** start RECORDS SHOWN **

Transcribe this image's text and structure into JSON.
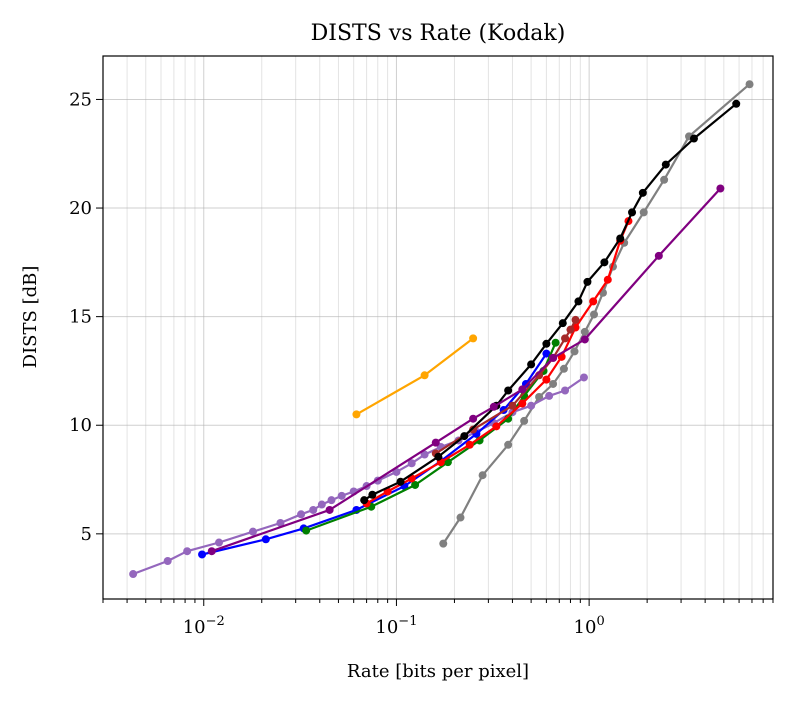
{
  "chart_data": {
    "type": "line",
    "title": "DISTS vs Rate (Kodak)",
    "xlabel": "Rate [bits per pixel]",
    "ylabel": "DISTS [dB]",
    "xscale": "log",
    "xlim": [
      0.003,
      9.0
    ],
    "ylim": [
      2.0,
      27.0
    ],
    "x_ticks": [
      {
        "value": 0.01,
        "base": "10",
        "exp": "−2"
      },
      {
        "value": 0.1,
        "base": "10",
        "exp": "−1"
      },
      {
        "value": 1.0,
        "base": "10",
        "exp": "0"
      }
    ],
    "y_ticks": [
      5,
      10,
      15,
      20,
      25
    ],
    "grid": true,
    "series": [
      {
        "color": "#ffa500",
        "x": [
          0.062,
          0.14,
          0.25
        ],
        "y": [
          10.5,
          12.3,
          14.0
        ]
      },
      {
        "color": "#808080",
        "x": [
          0.175,
          0.215,
          0.28,
          0.38,
          0.46,
          0.55,
          0.65,
          0.74,
          0.84,
          0.95,
          1.06,
          1.18,
          1.33,
          1.52,
          1.92,
          2.45,
          3.3,
          6.8
        ],
        "y": [
          4.55,
          5.75,
          7.7,
          9.1,
          10.2,
          11.3,
          11.9,
          12.6,
          13.4,
          14.3,
          15.1,
          16.1,
          17.3,
          18.4,
          19.8,
          21.3,
          23.3,
          25.7
        ]
      },
      {
        "color": "#9467bd",
        "x": [
          0.0043,
          0.0065,
          0.0082,
          0.012,
          0.018,
          0.025,
          0.032,
          0.037,
          0.041,
          0.046,
          0.052,
          0.06,
          0.07,
          0.08,
          0.1,
          0.12,
          0.14,
          0.17,
          0.21,
          0.26,
          0.32,
          0.4,
          0.5,
          0.62,
          0.75,
          0.94
        ],
        "y": [
          3.15,
          3.75,
          4.2,
          4.6,
          5.1,
          5.5,
          5.9,
          6.1,
          6.35,
          6.55,
          6.75,
          6.95,
          7.2,
          7.45,
          7.85,
          8.25,
          8.65,
          9.0,
          9.3,
          9.7,
          10.1,
          10.6,
          10.9,
          11.35,
          11.6,
          12.2
        ]
      },
      {
        "color": "#0000ff",
        "x": [
          0.0098,
          0.021,
          0.033,
          0.062,
          0.11,
          0.17,
          0.26,
          0.36,
          0.47,
          0.6
        ],
        "y": [
          4.05,
          4.75,
          5.25,
          6.1,
          7.2,
          8.35,
          9.6,
          10.7,
          11.9,
          13.3
        ]
      },
      {
        "color": "#008000",
        "x": [
          0.034,
          0.074,
          0.125,
          0.185,
          0.27,
          0.38,
          0.46,
          0.58,
          0.67
        ],
        "y": [
          5.15,
          6.25,
          7.25,
          8.3,
          9.3,
          10.3,
          11.35,
          12.5,
          13.8
        ]
      },
      {
        "color": "#ff0000",
        "x": [
          0.07,
          0.09,
          0.12,
          0.17,
          0.24,
          0.33,
          0.45,
          0.6,
          0.72,
          0.85,
          1.05,
          1.25,
          1.45,
          1.6
        ],
        "y": [
          6.4,
          6.95,
          7.55,
          8.3,
          9.1,
          9.95,
          11.0,
          12.1,
          13.15,
          14.5,
          15.7,
          16.7,
          18.5,
          19.4
        ]
      },
      {
        "color": "#a52a2a",
        "x": [
          0.16,
          0.25,
          0.4,
          0.55,
          0.65,
          0.75,
          0.8,
          0.85
        ],
        "y": [
          8.7,
          9.8,
          10.9,
          12.3,
          13.1,
          14.0,
          14.4,
          14.85
        ]
      },
      {
        "color": "#000000",
        "x": [
          0.068,
          0.075,
          0.105,
          0.165,
          0.225,
          0.33,
          0.38,
          0.5,
          0.6,
          0.73,
          0.88,
          0.98,
          1.2,
          1.45,
          1.67,
          1.9,
          2.5,
          3.5,
          5.8
        ],
        "y": [
          6.55,
          6.8,
          7.4,
          8.55,
          9.5,
          10.9,
          11.6,
          12.8,
          13.75,
          14.7,
          15.7,
          16.6,
          17.5,
          18.6,
          19.8,
          20.7,
          22.0,
          23.2,
          24.8
        ]
      },
      {
        "color": "#800080",
        "x": [
          0.011,
          0.045,
          0.16,
          0.25,
          0.32,
          0.45,
          0.65,
          0.95,
          2.3,
          4.8
        ],
        "y": [
          4.2,
          6.1,
          9.2,
          10.3,
          10.85,
          11.65,
          13.1,
          13.95,
          17.8,
          20.9
        ]
      }
    ]
  }
}
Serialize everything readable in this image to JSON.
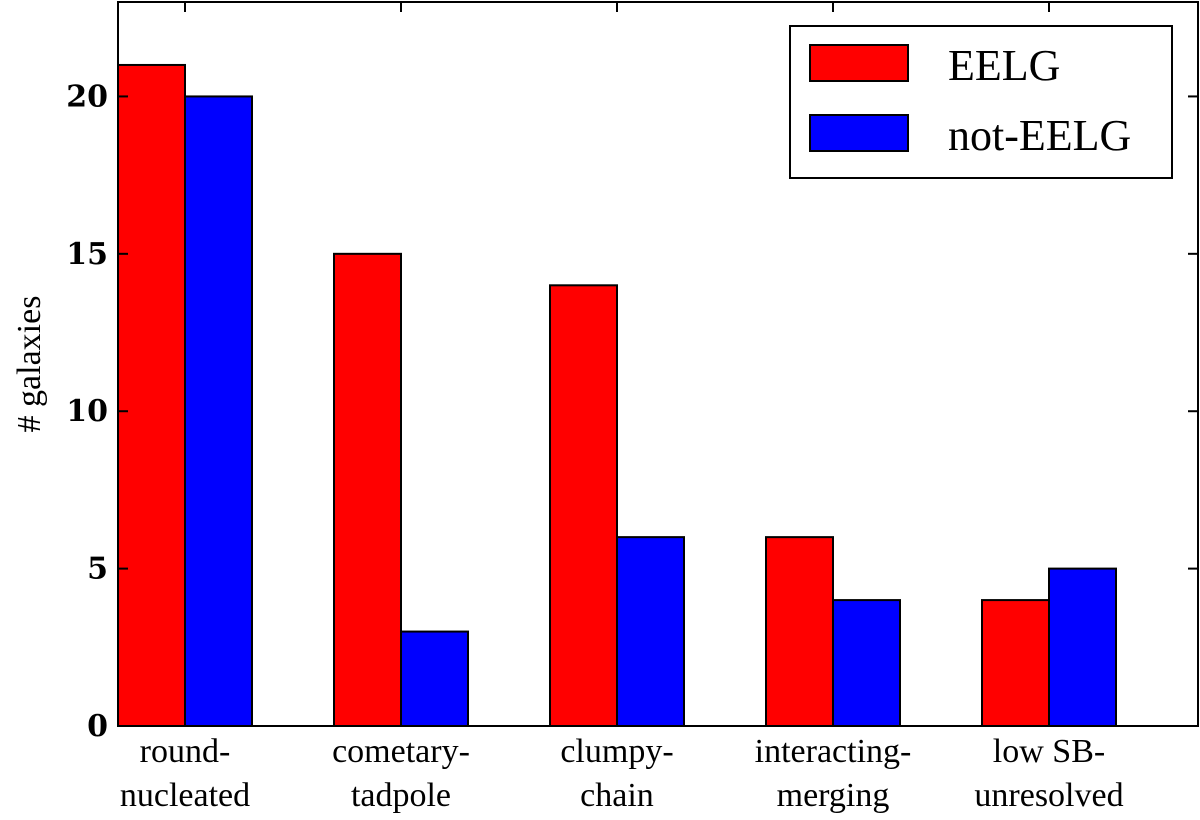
{
  "chart_data": {
    "type": "bar",
    "categories": [
      [
        "round-",
        "nucleated"
      ],
      [
        "cometary-",
        "tadpole"
      ],
      [
        "clumpy-",
        "chain"
      ],
      [
        "interacting-",
        "merging"
      ],
      [
        "low SB-",
        "unresolved"
      ]
    ],
    "series": [
      {
        "name": "EELG",
        "color": "#ff0000",
        "values": [
          21,
          15,
          14,
          6,
          4
        ]
      },
      {
        "name": "not-EELG",
        "color": "#0000ff",
        "values": [
          20,
          3,
          6,
          4,
          5
        ]
      }
    ],
    "ylabel": "# galaxies",
    "ylim": [
      0,
      23
    ],
    "yticks": [
      0,
      5,
      10,
      15,
      20
    ],
    "grid": false,
    "legend_position": "top-right"
  }
}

** end RECORDS SHOWN **

* _REQUIRED WORK_
Without including any pictures, reproduce the listing exactly.

* _OUTPUT OF THE TASK_
Transcribe this image's text and structure into JSON.
{
  "chart_data": {
    "type": "line",
    "title": "DISTS vs Rate (Kodak)",
    "xlabel": "Rate [bits per pixel]",
    "ylabel": "DISTS [dB]",
    "xscale": "log",
    "xlim": [
      0.003,
      9.0
    ],
    "ylim": [
      2.0,
      27.0
    ],
    "x_ticks": [
      {
        "value": 0.01,
        "base": "10",
        "exp": "−2"
      },
      {
        "value": 0.1,
        "base": "10",
        "exp": "−1"
      },
      {
        "value": 1.0,
        "base": "10",
        "exp": "0"
      }
    ],
    "y_ticks": [
      5,
      10,
      15,
      20,
      25
    ],
    "grid": true,
    "series": [
      {
        "color": "#ffa500",
        "x": [
          0.062,
          0.14,
          0.25
        ],
        "y": [
          10.5,
          12.3,
          14.0
        ]
      },
      {
        "color": "#808080",
        "x": [
          0.175,
          0.215,
          0.28,
          0.38,
          0.46,
          0.55,
          0.65,
          0.74,
          0.84,
          0.95,
          1.06,
          1.18,
          1.33,
          1.52,
          1.92,
          2.45,
          3.3,
          6.8
        ],
        "y": [
          4.55,
          5.75,
          7.7,
          9.1,
          10.2,
          11.3,
          11.9,
          12.6,
          13.4,
          14.3,
          15.1,
          16.1,
          17.3,
          18.4,
          19.8,
          21.3,
          23.3,
          25.7
        ]
      },
      {
        "color": "#9467bd",
        "x": [
          0.0043,
          0.0065,
          0.0082,
          0.012,
          0.018,
          0.025,
          0.032,
          0.037,
          0.041,
          0.046,
          0.052,
          0.06,
          0.07,
          0.08,
          0.1,
          0.12,
          0.14,
          0.17,
          0.21,
          0.26,
          0.32,
          0.4,
          0.5,
          0.62,
          0.75,
          0.94
        ],
        "y": [
          3.15,
          3.75,
          4.2,
          4.6,
          5.1,
          5.5,
          5.9,
          6.1,
          6.35,
          6.55,
          6.75,
          6.95,
          7.2,
          7.45,
          7.85,
          8.25,
          8.65,
          9.0,
          9.3,
          9.7,
          10.1,
          10.6,
          10.9,
          11.35,
          11.6,
          12.2
        ]
      },
      {
        "color": "#0000ff",
        "x": [
          0.0098,
          0.021,
          0.033,
          0.062,
          0.11,
          0.17,
          0.26,
          0.36,
          0.47,
          0.6
        ],
        "y": [
          4.05,
          4.75,
          5.25,
          6.1,
          7.2,
          8.35,
          9.6,
          10.7,
          11.9,
          13.3
        ]
      },
      {
        "color": "#008000",
        "x": [
          0.034,
          0.074,
          0.125,
          0.185,
          0.27,
          0.38,
          0.46,
          0.58,
          0.67
        ],
        "y": [
          5.15,
          6.25,
          7.25,
          8.3,
          9.3,
          10.3,
          11.35,
          12.5,
          13.8
        ]
      },
      {
        "color": "#ff0000",
        "x": [
          0.07,
          0.09,
          0.12,
          0.17,
          0.24,
          0.33,
          0.45,
          0.6,
          0.72,
          0.85,
          1.05,
          1.25,
          1.45,
          1.6
        ],
        "y": [
          6.4,
          6.95,
          7.55,
          8.3,
          9.1,
          9.95,
          11.0,
          12.1,
          13.15,
          14.5,
          15.7,
          16.7,
          18.5,
          19.4
        ]
      },
      {
        "color": "#a52a2a",
        "x": [
          0.16,
          0.25,
          0.4,
          0.55,
          0.65,
          0.75,
          0.8,
          0.85
        ],
        "y": [
          8.7,
          9.8,
          10.9,
          12.3,
          13.1,
          14.0,
          14.4,
          14.85
        ]
      },
      {
        "color": "#000000",
        "x": [
          0.068,
          0.075,
          0.105,
          0.165,
          0.225,
          0.33,
          0.38,
          0.5,
          0.6,
          0.73,
          0.88,
          0.98,
          1.2,
          1.45,
          1.67,
          1.9,
          2.5,
          3.5,
          5.8
        ],
        "y": [
          6.55,
          6.8,
          7.4,
          8.55,
          9.5,
          10.9,
          11.6,
          12.8,
          13.75,
          14.7,
          15.7,
          16.6,
          17.5,
          18.6,
          19.8,
          20.7,
          22.0,
          23.2,
          24.8
        ]
      },
      {
        "color": "#800080",
        "x": [
          0.011,
          0.045,
          0.16,
          0.25,
          0.32,
          0.45,
          0.65,
          0.95,
          2.3,
          4.8
        ],
        "y": [
          4.2,
          6.1,
          9.2,
          10.3,
          10.85,
          11.65,
          13.1,
          13.95,
          17.8,
          20.9
        ]
      }
    ]
  }
}
Serialize everything readable in this image to JSON.
{
  "chart_data": {
    "type": "bar",
    "categories": [
      [
        "round-",
        "nucleated"
      ],
      [
        "cometary-",
        "tadpole"
      ],
      [
        "clumpy-",
        "chain"
      ],
      [
        "interacting-",
        "merging"
      ],
      [
        "low SB-",
        "unresolved"
      ]
    ],
    "series": [
      {
        "name": "EELG",
        "color": "#ff0000",
        "values": [
          21,
          15,
          14,
          6,
          4
        ]
      },
      {
        "name": "not-EELG",
        "color": "#0000ff",
        "values": [
          20,
          3,
          6,
          4,
          5
        ]
      }
    ],
    "ylabel": "# galaxies",
    "ylim": [
      0,
      23
    ],
    "yticks": [
      0,
      5,
      10,
      15,
      20
    ],
    "grid": false,
    "legend_position": "top-right"
  }
}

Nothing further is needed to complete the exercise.